▶ WHAT YOU NEED TO DO
Scan each line of the records for the word "this" and extract the ones that have it.

▶ DATA PROVIDED

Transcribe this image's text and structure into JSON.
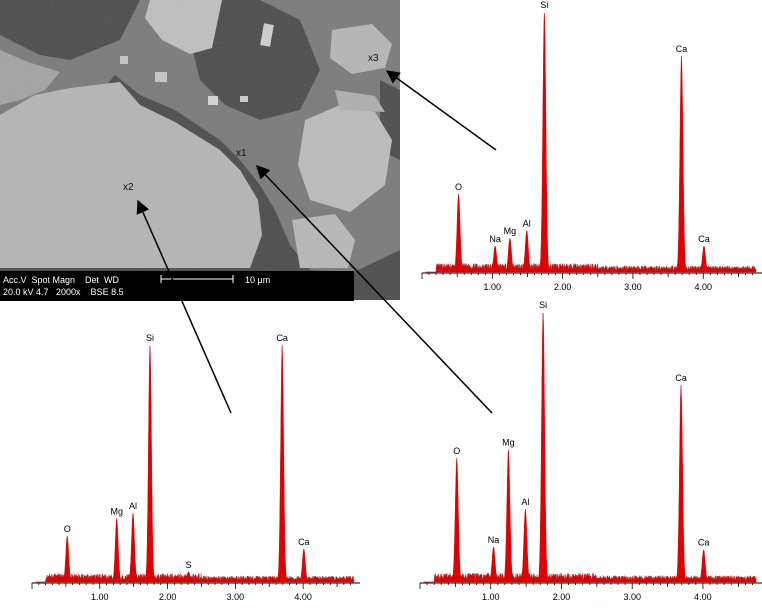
{
  "sem": {
    "markers": [
      "x1",
      "x2",
      "x3"
    ],
    "info_row1": "Acc.V  Spot Magn    Det  WD",
    "info_row2": "20.0 kV 4.7   2000x    BSE 8.5",
    "scale_label": "10 µm",
    "colors": {
      "background": "#7f7f7f",
      "crystal": "#c2c2c2",
      "matrix": "#474747"
    }
  },
  "chart_data": [
    {
      "type": "line",
      "panel": "x3",
      "x": [
        1.0,
        2.0,
        3.0,
        4.0
      ],
      "tick_labels": [
        "1.00",
        "2.00",
        "3.00",
        "4.00"
      ],
      "xlim": [
        0.0,
        4.75
      ],
      "ylim": [
        0,
        100
      ],
      "peaks": [
        {
          "label": "O",
          "x": 0.52,
          "y": 30
        },
        {
          "label": "Na",
          "x": 1.04,
          "y": 10
        },
        {
          "label": "Mg",
          "x": 1.25,
          "y": 13
        },
        {
          "label": "Al",
          "x": 1.49,
          "y": 16
        },
        {
          "label": "Si",
          "x": 1.74,
          "y": 100
        },
        {
          "label": "Ca",
          "x": 3.69,
          "y": 83
        },
        {
          "label": "Ca",
          "x": 4.01,
          "y": 10
        }
      ]
    },
    {
      "type": "line",
      "panel": "x2",
      "x": [
        1.0,
        2.0,
        3.0,
        4.0
      ],
      "tick_labels": [
        "1.00",
        "2.00",
        "3.00",
        "4.00"
      ],
      "xlim": [
        0.0,
        4.75
      ],
      "ylim": [
        0,
        100
      ],
      "peaks": [
        {
          "label": "O",
          "x": 0.52,
          "y": 18
        },
        {
          "label": "Mg",
          "x": 1.25,
          "y": 25
        },
        {
          "label": "Al",
          "x": 1.49,
          "y": 27
        },
        {
          "label": "Si",
          "x": 1.74,
          "y": 93
        },
        {
          "label": "S",
          "x": 2.31,
          "y": 4
        },
        {
          "label": "Ca",
          "x": 3.69,
          "y": 93
        },
        {
          "label": "Ca",
          "x": 4.01,
          "y": 13
        }
      ]
    },
    {
      "type": "line",
      "panel": "x1",
      "x": [
        1.0,
        2.0,
        3.0,
        4.0
      ],
      "tick_labels": [
        "1.00",
        "2.00",
        "3.00",
        "4.00"
      ],
      "xlim": [
        0.0,
        4.75
      ],
      "ylim": [
        0,
        100
      ],
      "peaks": [
        {
          "label": "O",
          "x": 0.52,
          "y": 46
        },
        {
          "label": "Na",
          "x": 1.04,
          "y": 13
        },
        {
          "label": "Mg",
          "x": 1.25,
          "y": 49
        },
        {
          "label": "Al",
          "x": 1.49,
          "y": 27
        },
        {
          "label": "Si",
          "x": 1.74,
          "y": 100
        },
        {
          "label": "Ca",
          "x": 3.69,
          "y": 73
        },
        {
          "label": "Ca",
          "x": 4.01,
          "y": 12
        }
      ]
    }
  ]
}
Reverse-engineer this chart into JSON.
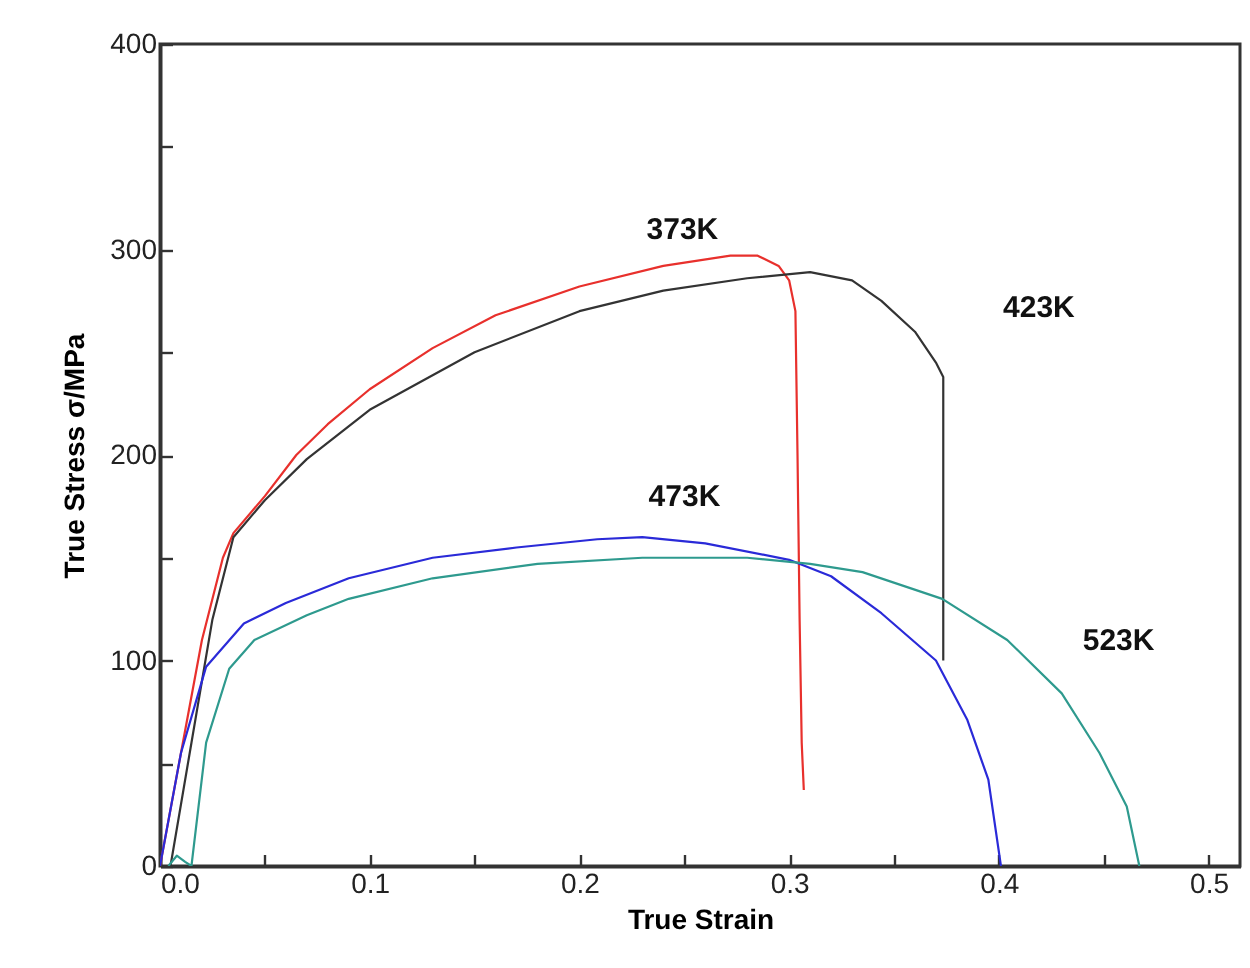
{
  "chart_data": {
    "type": "line",
    "xlabel": "True Strain",
    "ylabel": "True Stress σ/MPa",
    "xlim": [
      0,
      0.515
    ],
    "ylim": [
      0,
      400
    ],
    "xticks": [
      {
        "value": 0,
        "label": "0.0"
      },
      {
        "value": 0.05,
        "label": null
      },
      0.1,
      {
        "value": 0.15,
        "label": null
      },
      0.2,
      {
        "value": 0.25,
        "label": null
      },
      0.3,
      {
        "value": 0.35,
        "label": null
      },
      0.4,
      {
        "value": 0.45,
        "label": null
      },
      0.5
    ],
    "yticks": [
      0,
      {
        "value": 50,
        "label": null
      },
      100,
      {
        "value": 150,
        "label": null
      },
      200,
      {
        "value": 250,
        "label": null
      },
      300,
      {
        "value": 350,
        "label": null
      },
      400
    ],
    "marker": "none",
    "line_style": "solid",
    "grid": false,
    "legend": false,
    "series": [
      {
        "name": "373K",
        "color": "#e8302c",
        "x": [
          0,
          0.01,
          0.02,
          0.03,
          0.035,
          0.05,
          0.065,
          0.08,
          0.1,
          0.13,
          0.16,
          0.2,
          0.24,
          0.272,
          0.285,
          0.295,
          0.3,
          0.303,
          0.304,
          0.305,
          0.306,
          0.307
        ],
        "values": [
          0,
          55,
          110,
          150,
          162,
          180,
          200,
          215,
          232,
          252,
          268,
          282,
          292,
          297,
          297,
          292,
          285,
          270,
          200,
          120,
          60,
          37
        ]
      },
      {
        "name": "423K",
        "color": "#333333",
        "x": [
          0.005,
          0.015,
          0.025,
          0.035,
          0.05,
          0.07,
          0.1,
          0.15,
          0.2,
          0.24,
          0.28,
          0.31,
          0.33,
          0.344,
          0.36,
          0.37,
          0.3735,
          0.3735
        ],
        "values": [
          0,
          60,
          120,
          160,
          178,
          198,
          222,
          250,
          270,
          280,
          286,
          289,
          285,
          275,
          260,
          245,
          238,
          100
        ]
      },
      {
        "name": "473K",
        "color": "#2a2ad8",
        "x": [
          0,
          0.01,
          0.022,
          0.04,
          0.06,
          0.09,
          0.13,
          0.17,
          0.2085,
          0.23,
          0.26,
          0.3,
          0.32,
          0.344,
          0.37,
          0.385,
          0.395,
          0.401
        ],
        "values": [
          0,
          55,
          97,
          118,
          128,
          140,
          150,
          155,
          159,
          160,
          157,
          149,
          141,
          123,
          100,
          71,
          42,
          0
        ]
      },
      {
        "name": "523K",
        "color": "#2e9a8e",
        "x": [
          0.004,
          0.008,
          0.012,
          0.015,
          0.022,
          0.033,
          0.045,
          0.07,
          0.09,
          0.13,
          0.18,
          0.23,
          0.28,
          0.31,
          0.335,
          0.373,
          0.404,
          0.43,
          0.448,
          0.461,
          0.467
        ],
        "values": [
          0,
          5,
          2,
          0,
          60,
          96,
          110,
          122,
          130,
          140,
          147,
          150,
          150,
          147,
          143,
          130,
          110,
          84,
          55,
          29,
          0
        ]
      }
    ]
  }
}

▶ TASK ANSWER
Transcribe this image's text and structure into JSON.
Reverse-engineer this chart into JSON.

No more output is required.